## begin LISTED RECORDS

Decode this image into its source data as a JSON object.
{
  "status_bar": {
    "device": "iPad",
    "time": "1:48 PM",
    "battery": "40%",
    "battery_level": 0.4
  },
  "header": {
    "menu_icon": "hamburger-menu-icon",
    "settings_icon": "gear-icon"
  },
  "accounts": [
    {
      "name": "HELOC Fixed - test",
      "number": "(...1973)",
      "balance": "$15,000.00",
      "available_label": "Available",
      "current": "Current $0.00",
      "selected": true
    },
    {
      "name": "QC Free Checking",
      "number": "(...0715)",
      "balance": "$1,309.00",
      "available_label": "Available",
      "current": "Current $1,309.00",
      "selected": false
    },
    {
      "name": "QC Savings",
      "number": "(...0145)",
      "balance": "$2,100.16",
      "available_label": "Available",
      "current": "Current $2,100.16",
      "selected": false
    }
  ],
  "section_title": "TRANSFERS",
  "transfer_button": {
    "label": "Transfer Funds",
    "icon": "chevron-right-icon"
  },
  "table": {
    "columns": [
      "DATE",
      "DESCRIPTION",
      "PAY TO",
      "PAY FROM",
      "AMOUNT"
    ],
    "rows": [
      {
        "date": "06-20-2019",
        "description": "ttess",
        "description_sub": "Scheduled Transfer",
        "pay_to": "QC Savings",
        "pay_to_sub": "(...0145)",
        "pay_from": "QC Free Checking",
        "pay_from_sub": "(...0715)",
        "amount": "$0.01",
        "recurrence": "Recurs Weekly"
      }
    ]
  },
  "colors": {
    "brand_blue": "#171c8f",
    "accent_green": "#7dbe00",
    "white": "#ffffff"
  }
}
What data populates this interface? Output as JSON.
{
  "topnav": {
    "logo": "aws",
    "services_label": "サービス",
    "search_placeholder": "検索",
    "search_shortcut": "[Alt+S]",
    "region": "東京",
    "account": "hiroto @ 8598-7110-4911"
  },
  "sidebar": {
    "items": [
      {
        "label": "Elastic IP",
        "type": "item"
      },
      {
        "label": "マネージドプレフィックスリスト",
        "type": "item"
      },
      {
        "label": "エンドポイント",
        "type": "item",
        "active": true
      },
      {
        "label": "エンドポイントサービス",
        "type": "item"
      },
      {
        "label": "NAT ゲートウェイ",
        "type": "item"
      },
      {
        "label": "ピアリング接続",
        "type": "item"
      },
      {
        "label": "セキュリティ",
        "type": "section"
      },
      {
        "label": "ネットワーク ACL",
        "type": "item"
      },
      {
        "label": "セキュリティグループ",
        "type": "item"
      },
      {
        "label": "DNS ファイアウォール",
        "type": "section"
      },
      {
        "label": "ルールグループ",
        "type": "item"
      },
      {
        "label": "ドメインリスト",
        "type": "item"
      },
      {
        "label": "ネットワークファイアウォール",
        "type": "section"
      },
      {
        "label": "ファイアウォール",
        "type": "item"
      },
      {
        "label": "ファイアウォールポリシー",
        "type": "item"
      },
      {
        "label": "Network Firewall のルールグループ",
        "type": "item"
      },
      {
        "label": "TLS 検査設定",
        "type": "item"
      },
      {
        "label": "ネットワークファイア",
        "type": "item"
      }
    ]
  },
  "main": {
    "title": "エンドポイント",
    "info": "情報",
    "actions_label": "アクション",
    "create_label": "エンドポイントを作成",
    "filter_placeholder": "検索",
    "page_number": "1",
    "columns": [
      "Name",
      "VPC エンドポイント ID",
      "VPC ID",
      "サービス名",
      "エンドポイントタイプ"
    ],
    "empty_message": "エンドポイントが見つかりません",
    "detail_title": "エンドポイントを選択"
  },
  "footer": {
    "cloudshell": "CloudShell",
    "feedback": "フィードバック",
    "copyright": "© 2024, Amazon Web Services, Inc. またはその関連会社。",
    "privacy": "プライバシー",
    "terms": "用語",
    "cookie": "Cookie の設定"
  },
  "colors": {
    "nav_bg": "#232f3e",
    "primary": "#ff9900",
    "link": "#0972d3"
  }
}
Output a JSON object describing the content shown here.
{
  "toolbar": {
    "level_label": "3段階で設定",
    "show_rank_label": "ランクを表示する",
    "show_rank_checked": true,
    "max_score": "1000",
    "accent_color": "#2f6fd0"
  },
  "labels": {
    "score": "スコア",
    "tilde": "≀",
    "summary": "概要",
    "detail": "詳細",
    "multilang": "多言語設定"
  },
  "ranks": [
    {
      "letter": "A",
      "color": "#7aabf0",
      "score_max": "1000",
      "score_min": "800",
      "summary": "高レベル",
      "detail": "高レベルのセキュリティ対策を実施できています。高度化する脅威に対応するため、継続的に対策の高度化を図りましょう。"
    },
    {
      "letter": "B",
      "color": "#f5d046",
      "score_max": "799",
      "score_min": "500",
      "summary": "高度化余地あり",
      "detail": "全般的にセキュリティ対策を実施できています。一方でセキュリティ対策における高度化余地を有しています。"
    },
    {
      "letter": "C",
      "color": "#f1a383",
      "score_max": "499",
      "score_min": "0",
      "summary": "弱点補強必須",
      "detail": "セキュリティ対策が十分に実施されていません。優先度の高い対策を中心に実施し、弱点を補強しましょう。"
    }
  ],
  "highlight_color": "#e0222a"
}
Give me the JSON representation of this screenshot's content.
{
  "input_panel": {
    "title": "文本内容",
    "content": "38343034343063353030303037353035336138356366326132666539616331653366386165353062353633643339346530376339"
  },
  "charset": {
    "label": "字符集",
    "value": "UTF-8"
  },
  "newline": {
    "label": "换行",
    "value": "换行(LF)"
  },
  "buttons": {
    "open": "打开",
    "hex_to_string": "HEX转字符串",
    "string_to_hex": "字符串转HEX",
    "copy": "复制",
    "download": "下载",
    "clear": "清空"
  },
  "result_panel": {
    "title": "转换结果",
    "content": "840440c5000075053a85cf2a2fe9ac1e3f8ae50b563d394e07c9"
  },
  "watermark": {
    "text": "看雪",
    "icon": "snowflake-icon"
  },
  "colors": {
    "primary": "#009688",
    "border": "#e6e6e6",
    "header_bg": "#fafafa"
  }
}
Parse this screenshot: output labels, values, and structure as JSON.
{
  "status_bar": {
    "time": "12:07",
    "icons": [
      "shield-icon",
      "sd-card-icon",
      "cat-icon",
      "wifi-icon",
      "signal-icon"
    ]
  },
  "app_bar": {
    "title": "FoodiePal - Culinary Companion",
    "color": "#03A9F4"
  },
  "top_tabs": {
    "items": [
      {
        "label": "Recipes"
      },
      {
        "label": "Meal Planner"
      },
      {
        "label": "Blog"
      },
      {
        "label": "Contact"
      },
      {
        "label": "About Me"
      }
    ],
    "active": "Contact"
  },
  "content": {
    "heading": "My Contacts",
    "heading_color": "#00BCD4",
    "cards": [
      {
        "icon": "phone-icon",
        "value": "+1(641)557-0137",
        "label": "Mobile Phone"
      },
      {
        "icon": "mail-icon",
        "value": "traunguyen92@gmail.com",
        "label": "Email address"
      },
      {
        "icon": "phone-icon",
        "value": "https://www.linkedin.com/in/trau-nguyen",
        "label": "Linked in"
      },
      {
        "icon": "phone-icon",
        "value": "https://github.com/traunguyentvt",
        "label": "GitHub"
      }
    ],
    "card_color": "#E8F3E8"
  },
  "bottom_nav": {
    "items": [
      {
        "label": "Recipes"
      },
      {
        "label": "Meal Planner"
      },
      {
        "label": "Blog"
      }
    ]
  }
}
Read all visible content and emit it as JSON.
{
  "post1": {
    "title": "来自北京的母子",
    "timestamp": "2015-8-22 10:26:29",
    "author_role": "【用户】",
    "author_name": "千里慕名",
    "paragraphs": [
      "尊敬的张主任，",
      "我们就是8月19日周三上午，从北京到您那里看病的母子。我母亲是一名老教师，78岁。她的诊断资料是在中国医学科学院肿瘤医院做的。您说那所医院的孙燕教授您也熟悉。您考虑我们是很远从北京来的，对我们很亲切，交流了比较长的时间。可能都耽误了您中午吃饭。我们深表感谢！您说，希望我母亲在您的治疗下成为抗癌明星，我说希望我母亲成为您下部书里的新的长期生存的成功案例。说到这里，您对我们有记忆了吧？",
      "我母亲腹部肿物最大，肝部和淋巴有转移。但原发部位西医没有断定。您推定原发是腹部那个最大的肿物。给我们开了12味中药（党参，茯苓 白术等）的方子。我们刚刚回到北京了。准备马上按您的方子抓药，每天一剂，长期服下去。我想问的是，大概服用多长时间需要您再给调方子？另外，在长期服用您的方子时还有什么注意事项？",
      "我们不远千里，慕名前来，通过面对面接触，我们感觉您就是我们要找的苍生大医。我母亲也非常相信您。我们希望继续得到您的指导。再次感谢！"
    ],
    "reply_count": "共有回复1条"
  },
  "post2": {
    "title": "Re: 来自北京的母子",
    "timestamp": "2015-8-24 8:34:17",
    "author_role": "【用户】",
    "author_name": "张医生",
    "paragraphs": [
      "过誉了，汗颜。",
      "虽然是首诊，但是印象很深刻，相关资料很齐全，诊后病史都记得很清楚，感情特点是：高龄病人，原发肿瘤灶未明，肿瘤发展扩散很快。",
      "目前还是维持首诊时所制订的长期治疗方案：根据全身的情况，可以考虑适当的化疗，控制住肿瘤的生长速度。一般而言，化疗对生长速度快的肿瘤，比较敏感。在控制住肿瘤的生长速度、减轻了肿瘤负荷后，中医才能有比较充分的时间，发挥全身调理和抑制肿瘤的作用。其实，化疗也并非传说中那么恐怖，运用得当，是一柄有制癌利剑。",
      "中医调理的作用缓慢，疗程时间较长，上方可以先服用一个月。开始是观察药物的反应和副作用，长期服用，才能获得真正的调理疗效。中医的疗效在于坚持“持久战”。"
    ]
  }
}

## end LISTED RECORDS

_TASK DETAILS:_ Examine the records and pull out every line where the string "data" occurs.

_FULL RESPONSE:_
Decode this image into its source data as a JSON object.
What data populates this interface? Output as JSON.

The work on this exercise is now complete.